Short exercise >> From the entries below, extract every line that includes the word "size".

# Start of Data to use

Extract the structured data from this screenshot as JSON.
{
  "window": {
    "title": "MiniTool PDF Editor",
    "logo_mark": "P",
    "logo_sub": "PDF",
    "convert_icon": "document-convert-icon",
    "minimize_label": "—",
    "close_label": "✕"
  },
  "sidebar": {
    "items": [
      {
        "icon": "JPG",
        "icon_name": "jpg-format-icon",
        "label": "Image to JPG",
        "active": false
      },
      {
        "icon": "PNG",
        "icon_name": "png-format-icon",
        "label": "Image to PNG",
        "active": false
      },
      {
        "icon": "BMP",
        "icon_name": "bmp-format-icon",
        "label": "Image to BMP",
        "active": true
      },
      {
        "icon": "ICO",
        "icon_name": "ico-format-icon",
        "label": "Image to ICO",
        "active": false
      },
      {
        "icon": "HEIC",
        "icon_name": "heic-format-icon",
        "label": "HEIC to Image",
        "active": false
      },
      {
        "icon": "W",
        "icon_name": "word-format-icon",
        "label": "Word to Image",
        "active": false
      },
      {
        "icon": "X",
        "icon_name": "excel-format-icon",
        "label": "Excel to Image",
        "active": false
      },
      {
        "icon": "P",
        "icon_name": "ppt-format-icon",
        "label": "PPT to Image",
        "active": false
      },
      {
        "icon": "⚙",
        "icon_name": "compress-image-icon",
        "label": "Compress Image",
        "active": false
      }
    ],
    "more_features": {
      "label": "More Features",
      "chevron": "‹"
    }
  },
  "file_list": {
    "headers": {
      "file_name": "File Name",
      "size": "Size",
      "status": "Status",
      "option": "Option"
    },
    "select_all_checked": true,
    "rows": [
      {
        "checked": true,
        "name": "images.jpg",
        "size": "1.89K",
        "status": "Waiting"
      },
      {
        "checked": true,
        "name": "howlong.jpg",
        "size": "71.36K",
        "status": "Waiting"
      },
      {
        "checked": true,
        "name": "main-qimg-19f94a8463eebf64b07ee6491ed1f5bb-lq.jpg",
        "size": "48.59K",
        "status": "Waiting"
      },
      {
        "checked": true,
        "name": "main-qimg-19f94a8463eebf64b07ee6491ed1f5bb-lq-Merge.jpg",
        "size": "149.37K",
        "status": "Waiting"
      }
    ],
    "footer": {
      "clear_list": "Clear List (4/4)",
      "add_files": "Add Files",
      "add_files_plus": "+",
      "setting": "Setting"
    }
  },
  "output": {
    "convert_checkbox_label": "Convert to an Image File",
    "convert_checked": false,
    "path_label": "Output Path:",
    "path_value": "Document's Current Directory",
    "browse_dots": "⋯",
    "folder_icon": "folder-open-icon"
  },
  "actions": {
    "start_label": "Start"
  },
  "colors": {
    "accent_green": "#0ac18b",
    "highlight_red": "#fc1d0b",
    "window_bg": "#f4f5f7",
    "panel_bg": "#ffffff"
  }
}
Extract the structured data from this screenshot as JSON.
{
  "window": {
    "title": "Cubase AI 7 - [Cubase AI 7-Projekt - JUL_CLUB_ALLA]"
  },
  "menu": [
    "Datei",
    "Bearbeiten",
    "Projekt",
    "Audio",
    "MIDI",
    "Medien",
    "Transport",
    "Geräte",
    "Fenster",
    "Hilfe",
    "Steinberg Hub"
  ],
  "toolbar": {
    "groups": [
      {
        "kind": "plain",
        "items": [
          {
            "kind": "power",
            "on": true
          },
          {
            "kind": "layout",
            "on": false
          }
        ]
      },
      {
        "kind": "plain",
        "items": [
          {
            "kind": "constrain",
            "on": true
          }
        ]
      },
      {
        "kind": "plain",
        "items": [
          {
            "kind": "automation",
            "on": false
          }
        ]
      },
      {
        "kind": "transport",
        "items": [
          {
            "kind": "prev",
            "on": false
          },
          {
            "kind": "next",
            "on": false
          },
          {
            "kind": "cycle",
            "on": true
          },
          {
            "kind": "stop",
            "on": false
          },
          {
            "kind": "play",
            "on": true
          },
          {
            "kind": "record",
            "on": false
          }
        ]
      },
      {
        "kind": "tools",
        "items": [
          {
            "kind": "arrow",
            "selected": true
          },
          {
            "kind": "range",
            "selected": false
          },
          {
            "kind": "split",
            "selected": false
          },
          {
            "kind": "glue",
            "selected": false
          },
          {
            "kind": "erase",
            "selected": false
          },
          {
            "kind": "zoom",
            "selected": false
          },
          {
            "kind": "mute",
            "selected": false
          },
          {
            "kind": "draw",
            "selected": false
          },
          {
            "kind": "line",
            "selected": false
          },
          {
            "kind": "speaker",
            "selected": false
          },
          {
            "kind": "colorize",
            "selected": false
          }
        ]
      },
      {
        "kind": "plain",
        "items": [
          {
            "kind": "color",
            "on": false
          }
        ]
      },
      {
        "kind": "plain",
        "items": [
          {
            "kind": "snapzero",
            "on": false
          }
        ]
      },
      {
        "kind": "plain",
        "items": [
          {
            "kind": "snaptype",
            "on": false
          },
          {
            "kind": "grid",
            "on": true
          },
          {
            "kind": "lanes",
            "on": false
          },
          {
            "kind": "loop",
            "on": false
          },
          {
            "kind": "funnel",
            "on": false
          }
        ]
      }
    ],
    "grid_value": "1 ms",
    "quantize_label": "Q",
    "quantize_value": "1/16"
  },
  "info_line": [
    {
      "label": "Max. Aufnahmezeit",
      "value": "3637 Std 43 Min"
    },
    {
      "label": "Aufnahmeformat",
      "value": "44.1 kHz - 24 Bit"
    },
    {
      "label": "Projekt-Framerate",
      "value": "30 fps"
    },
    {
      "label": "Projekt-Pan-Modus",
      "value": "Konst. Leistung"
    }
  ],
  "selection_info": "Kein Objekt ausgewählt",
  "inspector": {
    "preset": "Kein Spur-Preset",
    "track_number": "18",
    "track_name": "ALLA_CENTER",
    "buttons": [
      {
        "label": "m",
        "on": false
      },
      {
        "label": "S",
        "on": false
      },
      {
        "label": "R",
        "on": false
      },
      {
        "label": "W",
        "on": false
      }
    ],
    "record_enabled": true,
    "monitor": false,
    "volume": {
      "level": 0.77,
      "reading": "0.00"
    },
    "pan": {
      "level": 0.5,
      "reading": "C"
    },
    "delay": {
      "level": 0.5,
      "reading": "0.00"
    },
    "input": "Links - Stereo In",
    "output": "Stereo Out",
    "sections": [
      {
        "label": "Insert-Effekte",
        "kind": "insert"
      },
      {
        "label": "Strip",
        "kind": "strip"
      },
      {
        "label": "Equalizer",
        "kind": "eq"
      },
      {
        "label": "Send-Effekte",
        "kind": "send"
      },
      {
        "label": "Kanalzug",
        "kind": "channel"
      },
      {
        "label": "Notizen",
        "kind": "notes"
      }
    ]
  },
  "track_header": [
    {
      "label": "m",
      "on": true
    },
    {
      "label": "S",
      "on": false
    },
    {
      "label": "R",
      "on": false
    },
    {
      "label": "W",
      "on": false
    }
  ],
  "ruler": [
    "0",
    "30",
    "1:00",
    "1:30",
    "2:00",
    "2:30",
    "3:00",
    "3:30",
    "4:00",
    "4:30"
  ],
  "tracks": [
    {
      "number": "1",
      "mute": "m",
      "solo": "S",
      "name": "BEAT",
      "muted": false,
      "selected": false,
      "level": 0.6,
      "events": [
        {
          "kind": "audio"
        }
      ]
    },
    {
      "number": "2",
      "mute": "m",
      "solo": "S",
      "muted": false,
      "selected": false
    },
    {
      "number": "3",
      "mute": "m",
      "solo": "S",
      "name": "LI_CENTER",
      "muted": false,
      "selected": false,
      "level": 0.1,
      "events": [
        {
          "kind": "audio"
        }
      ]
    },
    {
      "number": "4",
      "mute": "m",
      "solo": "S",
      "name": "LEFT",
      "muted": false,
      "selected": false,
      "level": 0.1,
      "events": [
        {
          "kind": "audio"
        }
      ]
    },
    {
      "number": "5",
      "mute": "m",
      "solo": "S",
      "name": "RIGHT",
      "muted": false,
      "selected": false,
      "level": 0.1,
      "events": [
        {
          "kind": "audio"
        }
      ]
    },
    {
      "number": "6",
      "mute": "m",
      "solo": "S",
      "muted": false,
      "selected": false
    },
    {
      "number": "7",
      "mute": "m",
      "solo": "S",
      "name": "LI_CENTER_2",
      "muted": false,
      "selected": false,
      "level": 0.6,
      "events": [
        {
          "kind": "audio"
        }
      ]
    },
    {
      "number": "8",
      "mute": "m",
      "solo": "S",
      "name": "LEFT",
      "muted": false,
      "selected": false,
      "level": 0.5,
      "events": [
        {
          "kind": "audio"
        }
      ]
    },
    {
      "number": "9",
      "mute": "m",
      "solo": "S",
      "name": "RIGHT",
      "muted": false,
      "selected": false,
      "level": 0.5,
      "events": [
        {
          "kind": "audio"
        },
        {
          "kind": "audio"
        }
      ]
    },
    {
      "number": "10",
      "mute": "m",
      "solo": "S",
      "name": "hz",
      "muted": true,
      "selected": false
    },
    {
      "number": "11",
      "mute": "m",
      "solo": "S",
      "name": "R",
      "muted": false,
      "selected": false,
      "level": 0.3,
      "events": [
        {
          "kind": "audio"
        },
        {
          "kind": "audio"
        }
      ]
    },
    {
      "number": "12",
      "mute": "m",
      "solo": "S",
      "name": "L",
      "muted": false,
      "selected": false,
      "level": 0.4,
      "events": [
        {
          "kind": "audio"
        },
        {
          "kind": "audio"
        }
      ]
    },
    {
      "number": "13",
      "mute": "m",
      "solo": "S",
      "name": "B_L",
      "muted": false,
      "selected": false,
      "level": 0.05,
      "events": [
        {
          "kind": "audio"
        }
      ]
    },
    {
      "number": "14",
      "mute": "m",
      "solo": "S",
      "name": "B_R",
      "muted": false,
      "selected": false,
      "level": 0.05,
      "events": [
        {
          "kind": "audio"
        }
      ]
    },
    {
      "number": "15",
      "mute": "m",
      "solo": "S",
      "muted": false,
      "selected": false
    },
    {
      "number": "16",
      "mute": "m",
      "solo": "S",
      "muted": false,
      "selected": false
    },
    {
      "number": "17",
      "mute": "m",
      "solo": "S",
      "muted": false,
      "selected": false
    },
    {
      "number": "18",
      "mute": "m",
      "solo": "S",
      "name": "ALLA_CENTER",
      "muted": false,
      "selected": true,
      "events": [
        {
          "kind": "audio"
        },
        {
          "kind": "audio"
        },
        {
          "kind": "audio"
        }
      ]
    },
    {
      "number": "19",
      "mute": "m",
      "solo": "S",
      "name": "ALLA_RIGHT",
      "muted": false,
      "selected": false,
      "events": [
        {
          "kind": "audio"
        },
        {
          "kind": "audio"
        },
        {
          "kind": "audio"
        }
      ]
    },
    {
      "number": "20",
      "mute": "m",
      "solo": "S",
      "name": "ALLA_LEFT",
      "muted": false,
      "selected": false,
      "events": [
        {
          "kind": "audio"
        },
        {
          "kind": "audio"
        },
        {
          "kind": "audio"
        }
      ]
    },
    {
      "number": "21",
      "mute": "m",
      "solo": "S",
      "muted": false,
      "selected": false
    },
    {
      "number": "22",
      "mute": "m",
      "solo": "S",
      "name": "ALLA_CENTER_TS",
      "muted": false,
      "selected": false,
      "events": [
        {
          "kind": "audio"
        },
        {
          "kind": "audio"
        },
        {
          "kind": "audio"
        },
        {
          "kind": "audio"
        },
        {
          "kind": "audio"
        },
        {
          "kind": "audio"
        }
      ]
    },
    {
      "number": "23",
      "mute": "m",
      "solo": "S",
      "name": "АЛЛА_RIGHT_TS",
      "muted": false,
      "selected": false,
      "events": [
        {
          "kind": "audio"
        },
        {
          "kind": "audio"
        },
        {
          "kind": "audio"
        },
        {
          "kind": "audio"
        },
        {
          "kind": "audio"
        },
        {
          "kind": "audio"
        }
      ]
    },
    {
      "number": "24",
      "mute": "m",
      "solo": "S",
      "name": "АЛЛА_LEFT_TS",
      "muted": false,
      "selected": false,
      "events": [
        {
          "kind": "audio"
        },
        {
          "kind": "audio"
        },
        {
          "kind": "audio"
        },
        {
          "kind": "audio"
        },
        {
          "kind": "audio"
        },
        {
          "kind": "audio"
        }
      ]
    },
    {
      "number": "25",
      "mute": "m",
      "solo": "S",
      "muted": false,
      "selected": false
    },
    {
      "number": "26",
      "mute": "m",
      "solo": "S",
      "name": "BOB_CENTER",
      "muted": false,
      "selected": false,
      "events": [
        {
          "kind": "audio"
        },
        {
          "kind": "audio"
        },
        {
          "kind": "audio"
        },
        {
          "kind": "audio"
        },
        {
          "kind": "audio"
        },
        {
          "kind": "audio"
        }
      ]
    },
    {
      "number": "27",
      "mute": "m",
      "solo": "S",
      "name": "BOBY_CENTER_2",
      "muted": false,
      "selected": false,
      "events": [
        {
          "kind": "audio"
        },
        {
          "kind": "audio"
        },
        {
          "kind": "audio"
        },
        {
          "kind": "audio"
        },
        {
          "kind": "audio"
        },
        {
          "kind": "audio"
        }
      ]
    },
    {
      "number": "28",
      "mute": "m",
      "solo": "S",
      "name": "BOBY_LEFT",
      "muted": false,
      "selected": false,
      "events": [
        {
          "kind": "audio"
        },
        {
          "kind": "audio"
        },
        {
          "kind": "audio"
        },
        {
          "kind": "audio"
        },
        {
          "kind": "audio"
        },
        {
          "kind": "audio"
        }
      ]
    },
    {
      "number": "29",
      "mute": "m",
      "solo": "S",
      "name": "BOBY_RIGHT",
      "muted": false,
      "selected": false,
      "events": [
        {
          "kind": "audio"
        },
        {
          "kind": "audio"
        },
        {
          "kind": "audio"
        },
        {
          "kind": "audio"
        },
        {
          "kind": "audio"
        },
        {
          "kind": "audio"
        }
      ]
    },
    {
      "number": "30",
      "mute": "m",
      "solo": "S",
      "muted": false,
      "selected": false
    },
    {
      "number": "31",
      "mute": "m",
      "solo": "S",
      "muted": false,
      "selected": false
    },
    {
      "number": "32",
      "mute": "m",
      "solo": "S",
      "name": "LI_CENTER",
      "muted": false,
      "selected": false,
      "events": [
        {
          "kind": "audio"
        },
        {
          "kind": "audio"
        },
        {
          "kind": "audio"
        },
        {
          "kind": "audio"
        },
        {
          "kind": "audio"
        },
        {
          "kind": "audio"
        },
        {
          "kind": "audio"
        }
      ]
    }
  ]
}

# End of Data to use

Reply to the task >>
      "size": "Size",
        "size": "1.89K",
        "size": "71.36K",
        "size": "48.59K",
        "size": "149.37K",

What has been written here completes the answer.